WRITTEN REQUEST:
Emit the data below verbatim, stripping out any pictures.

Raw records
## BEGIN

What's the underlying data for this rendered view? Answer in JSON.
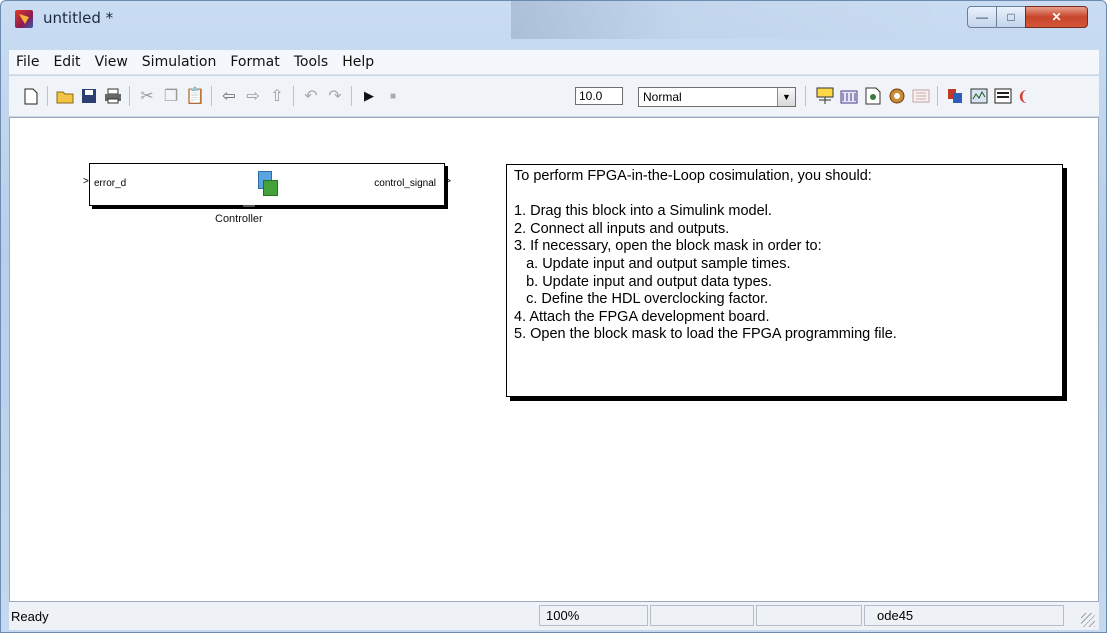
{
  "window": {
    "title": "untitled *"
  },
  "window_controls": {
    "minimize": "—",
    "maximize": "□",
    "close": "✕"
  },
  "menubar": {
    "items": [
      "File",
      "Edit",
      "View",
      "Simulation",
      "Format",
      "Tools",
      "Help"
    ]
  },
  "toolbar": {
    "stop_time": "10.0",
    "mode": "Normal",
    "icons": [
      "new",
      "open",
      "save",
      "print",
      "cut",
      "copy",
      "paste",
      "back",
      "forward",
      "up",
      "undo",
      "redo",
      "start-simulation",
      "stop-simulation",
      "build",
      "library",
      "model-explorer",
      "debugger",
      "diagnostics",
      "fpga",
      "scope",
      "config",
      "more"
    ]
  },
  "canvas": {
    "block": {
      "input_port": "error_d",
      "output_port": "control_signal",
      "label": "Controller"
    },
    "note": {
      "lines": [
        "To perform FPGA-in-the-Loop cosimulation, you should:",
        "",
        "1. Drag this block into a Simulink model.",
        "2. Connect all inputs and outputs.",
        "3. If necessary, open the block mask in order to:",
        "   a. Update input and output sample times.",
        "   b. Update input and output data types.",
        "   c. Define the HDL overclocking factor.",
        "4. Attach the FPGA development board.",
        "5. Open the block mask to load the FPGA programming file."
      ]
    }
  },
  "statusbar": {
    "status": "Ready",
    "zoom": "100%",
    "blank1": "",
    "blank2": "",
    "solver": "ode45"
  }
}
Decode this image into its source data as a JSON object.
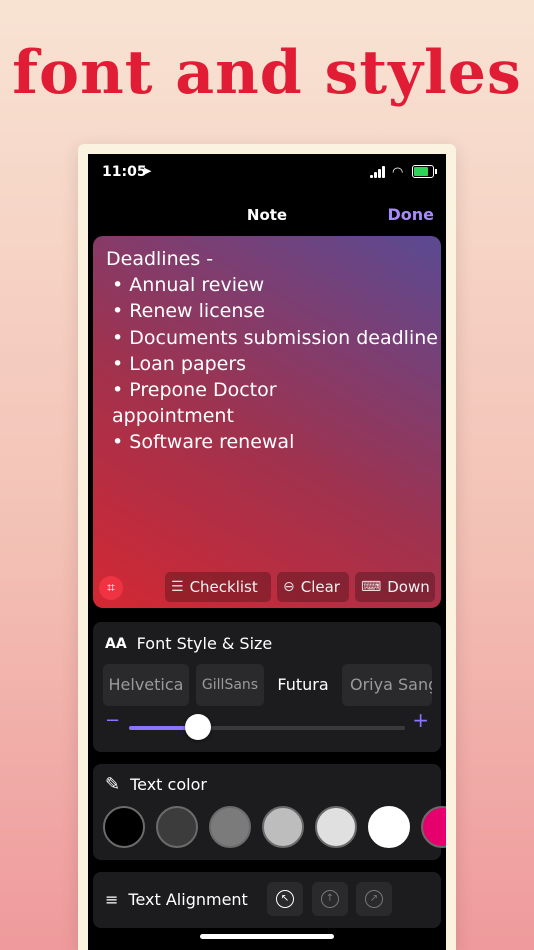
{
  "headline": "font and styles",
  "status": {
    "time": "11:05"
  },
  "nav": {
    "title": "Note",
    "done": "Done"
  },
  "note": {
    "lines": [
      "Deadlines -",
      " • Annual review",
      " • Renew license",
      " • Documents submission deadline",
      " • Loan papers",
      " • Prepone Doctor",
      " appointment",
      " • Software renewal"
    ],
    "buttons": {
      "checklist": "Checklist",
      "clear": "Clear",
      "down": "Down"
    }
  },
  "font_panel": {
    "icon_text": "AA",
    "title": "Font Style & Size",
    "fonts": [
      "Helvetica",
      "GillSans",
      "Futura",
      "Oriya Sangam MN"
    ],
    "selected_font": "Futura",
    "size_level": 0.25
  },
  "color_panel": {
    "title": "Text color",
    "colors": [
      "#000000",
      "#3c3c3c",
      "#7b7b7b",
      "#bdbdbd",
      "#e0e0e0",
      "#ffffff",
      "#e6006e"
    ]
  },
  "alignment_panel": {
    "title": "Text Alignment",
    "options": [
      "left",
      "center",
      "right"
    ],
    "selected": "left"
  }
}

## END

OUTPUT OF THE TASK:
What's the underlying data for this rendered view? Answer in JSON.
{
  "window": {
    "title": "untitled *"
  },
  "window_controls": {
    "minimize": "—",
    "maximize": "□",
    "close": "✕"
  },
  "menubar": {
    "items": [
      "File",
      "Edit",
      "View",
      "Simulation",
      "Format",
      "Tools",
      "Help"
    ]
  },
  "toolbar": {
    "stop_time": "10.0",
    "mode": "Normal",
    "icons": [
      "new",
      "open",
      "save",
      "print",
      "cut",
      "copy",
      "paste",
      "back",
      "forward",
      "up",
      "undo",
      "redo",
      "start-simulation",
      "stop-simulation",
      "build",
      "library",
      "model-explorer",
      "debugger",
      "diagnostics",
      "fpga",
      "scope",
      "config",
      "more"
    ]
  },
  "canvas": {
    "block": {
      "input_port": "error_d",
      "output_port": "control_signal",
      "label": "Controller"
    },
    "note": {
      "lines": [
        "To perform FPGA-in-the-Loop cosimulation, you should:",
        "",
        "1. Drag this block into a Simulink model.",
        "2. Connect all inputs and outputs.",
        "3. If necessary, open the block mask in order to:",
        "   a. Update input and output sample times.",
        "   b. Update input and output data types.",
        "   c. Define the HDL overclocking factor.",
        "4. Attach the FPGA development board.",
        "5. Open the block mask to load the FPGA programming file."
      ]
    }
  },
  "statusbar": {
    "status": "Ready",
    "zoom": "100%",
    "blank1": "",
    "blank2": "",
    "solver": "ode45"
  }
}
Decode this image into its source data as a JSON object.
{
  "headline": "font and styles",
  "status": {
    "time": "11:05"
  },
  "nav": {
    "title": "Note",
    "done": "Done"
  },
  "note": {
    "lines": [
      "Deadlines -",
      " • Annual review",
      " • Renew license",
      " • Documents submission deadline",
      " • Loan papers",
      " • Prepone Doctor",
      " appointment",
      " • Software renewal"
    ],
    "buttons": {
      "checklist": "Checklist",
      "clear": "Clear",
      "down": "Down"
    }
  },
  "font_panel": {
    "icon_text": "AA",
    "title": "Font Style & Size",
    "fonts": [
      "Helvetica",
      "GillSans",
      "Futura",
      "Oriya Sangam MN"
    ],
    "selected_font": "Futura",
    "size_level": 0.25
  },
  "color_panel": {
    "title": "Text color",
    "colors": [
      "#000000",
      "#3c3c3c",
      "#7b7b7b",
      "#bdbdbd",
      "#e0e0e0",
      "#ffffff",
      "#e6006e"
    ]
  },
  "alignment_panel": {
    "title": "Text Alignment",
    "options": [
      "left",
      "center",
      "right"
    ],
    "selected": "left"
  }
}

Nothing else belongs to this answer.